■ Goal of the exercise
Find each line with the string "name" and report it.

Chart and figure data
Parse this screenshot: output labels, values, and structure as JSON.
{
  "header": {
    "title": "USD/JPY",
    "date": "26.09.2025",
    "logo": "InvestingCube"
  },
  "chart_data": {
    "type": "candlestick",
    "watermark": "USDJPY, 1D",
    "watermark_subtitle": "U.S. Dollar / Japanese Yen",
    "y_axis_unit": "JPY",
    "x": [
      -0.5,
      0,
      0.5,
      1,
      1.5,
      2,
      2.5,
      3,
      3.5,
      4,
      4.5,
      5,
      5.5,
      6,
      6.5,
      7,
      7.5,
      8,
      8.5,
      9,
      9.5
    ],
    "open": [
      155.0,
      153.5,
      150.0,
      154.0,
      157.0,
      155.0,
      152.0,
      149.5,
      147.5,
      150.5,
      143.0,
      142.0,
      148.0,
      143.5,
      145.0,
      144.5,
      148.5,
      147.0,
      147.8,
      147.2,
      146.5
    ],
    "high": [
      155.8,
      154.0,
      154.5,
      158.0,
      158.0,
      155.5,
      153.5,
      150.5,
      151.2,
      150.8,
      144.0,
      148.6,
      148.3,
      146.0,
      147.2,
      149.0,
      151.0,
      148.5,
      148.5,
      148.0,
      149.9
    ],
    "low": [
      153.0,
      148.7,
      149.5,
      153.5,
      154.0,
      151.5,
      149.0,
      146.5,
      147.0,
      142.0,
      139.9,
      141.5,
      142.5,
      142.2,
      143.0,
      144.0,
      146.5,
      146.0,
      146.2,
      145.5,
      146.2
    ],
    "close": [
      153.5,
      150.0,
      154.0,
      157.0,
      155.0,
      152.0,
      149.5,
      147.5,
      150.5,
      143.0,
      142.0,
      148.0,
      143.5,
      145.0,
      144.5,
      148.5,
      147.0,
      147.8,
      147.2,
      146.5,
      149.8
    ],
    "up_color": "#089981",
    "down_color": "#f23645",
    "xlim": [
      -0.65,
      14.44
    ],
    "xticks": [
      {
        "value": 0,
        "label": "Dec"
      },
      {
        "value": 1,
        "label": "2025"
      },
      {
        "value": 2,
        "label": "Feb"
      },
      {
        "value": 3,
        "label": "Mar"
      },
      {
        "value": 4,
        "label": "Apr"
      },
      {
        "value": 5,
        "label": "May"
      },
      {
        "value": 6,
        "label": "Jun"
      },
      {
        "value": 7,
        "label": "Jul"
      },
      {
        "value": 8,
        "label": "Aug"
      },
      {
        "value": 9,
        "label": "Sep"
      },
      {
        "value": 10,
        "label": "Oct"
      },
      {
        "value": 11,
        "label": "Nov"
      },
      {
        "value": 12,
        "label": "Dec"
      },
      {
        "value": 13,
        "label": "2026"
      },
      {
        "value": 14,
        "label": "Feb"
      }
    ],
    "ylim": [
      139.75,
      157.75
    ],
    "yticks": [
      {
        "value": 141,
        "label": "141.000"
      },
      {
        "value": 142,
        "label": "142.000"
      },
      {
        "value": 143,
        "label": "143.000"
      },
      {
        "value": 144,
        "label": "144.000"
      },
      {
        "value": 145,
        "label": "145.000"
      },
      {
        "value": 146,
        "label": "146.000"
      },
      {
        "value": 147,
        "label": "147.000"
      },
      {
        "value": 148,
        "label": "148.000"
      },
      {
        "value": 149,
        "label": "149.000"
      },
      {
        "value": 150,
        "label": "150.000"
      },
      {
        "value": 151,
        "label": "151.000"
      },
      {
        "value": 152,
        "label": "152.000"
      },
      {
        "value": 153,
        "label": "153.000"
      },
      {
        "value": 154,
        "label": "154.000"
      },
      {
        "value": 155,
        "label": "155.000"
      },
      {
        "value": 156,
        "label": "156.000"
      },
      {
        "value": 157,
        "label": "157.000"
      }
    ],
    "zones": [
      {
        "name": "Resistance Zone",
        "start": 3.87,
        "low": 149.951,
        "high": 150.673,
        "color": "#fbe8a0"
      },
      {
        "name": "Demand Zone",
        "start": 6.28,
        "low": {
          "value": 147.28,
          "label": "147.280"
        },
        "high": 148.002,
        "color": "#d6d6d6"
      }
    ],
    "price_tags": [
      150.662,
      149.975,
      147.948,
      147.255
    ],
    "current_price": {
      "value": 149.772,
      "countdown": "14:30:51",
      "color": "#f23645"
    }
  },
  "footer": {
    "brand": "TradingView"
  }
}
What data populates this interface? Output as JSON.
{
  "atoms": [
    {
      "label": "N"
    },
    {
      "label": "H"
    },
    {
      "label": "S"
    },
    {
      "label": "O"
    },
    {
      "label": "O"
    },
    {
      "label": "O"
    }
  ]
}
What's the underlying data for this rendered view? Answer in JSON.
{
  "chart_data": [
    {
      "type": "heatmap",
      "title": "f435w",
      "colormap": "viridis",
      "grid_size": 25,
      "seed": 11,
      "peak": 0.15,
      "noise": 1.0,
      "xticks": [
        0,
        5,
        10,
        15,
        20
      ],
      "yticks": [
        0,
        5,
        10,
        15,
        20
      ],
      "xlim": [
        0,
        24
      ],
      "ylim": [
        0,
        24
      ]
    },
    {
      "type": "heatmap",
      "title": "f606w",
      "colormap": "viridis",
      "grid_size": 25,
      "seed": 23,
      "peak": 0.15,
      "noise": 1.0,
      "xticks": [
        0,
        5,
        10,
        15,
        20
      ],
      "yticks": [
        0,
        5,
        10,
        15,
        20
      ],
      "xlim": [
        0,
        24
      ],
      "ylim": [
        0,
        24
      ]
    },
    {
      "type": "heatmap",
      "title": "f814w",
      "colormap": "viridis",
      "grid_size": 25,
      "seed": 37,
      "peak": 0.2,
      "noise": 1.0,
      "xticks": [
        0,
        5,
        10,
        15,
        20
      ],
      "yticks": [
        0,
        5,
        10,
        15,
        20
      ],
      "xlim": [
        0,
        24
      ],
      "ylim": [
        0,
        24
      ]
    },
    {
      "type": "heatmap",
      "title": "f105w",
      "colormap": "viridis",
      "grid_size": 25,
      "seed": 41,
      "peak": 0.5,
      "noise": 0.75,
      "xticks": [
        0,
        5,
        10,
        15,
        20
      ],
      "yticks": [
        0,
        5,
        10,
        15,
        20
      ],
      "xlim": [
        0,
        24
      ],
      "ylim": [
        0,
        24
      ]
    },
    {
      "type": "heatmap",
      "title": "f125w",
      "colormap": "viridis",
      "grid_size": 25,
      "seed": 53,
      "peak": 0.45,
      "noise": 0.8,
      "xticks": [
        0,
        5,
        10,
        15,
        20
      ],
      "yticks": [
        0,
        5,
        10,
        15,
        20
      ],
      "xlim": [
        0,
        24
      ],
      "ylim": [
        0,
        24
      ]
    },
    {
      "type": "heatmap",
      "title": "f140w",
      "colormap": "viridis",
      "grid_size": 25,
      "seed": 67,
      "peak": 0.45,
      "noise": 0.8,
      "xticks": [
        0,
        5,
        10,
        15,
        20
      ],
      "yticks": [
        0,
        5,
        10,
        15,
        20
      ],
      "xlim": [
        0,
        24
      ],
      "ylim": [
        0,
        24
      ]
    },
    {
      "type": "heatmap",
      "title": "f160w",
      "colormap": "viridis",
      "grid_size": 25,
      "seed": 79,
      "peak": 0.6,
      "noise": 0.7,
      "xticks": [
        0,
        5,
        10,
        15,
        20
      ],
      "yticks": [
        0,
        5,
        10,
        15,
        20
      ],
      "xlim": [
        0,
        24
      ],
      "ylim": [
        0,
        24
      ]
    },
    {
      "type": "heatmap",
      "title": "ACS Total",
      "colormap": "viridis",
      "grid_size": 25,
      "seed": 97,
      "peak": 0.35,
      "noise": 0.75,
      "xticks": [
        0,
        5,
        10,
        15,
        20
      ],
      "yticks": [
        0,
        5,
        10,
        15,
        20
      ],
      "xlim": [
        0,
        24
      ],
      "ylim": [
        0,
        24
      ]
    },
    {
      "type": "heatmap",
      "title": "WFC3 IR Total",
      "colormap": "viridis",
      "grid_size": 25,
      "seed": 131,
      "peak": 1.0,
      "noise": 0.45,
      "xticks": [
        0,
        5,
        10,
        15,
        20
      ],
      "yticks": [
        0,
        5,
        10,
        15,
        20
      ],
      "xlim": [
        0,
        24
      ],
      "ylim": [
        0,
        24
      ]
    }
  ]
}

■ Solved problem
        "name": "Resistance Zone",
        "name": "Demand Zone",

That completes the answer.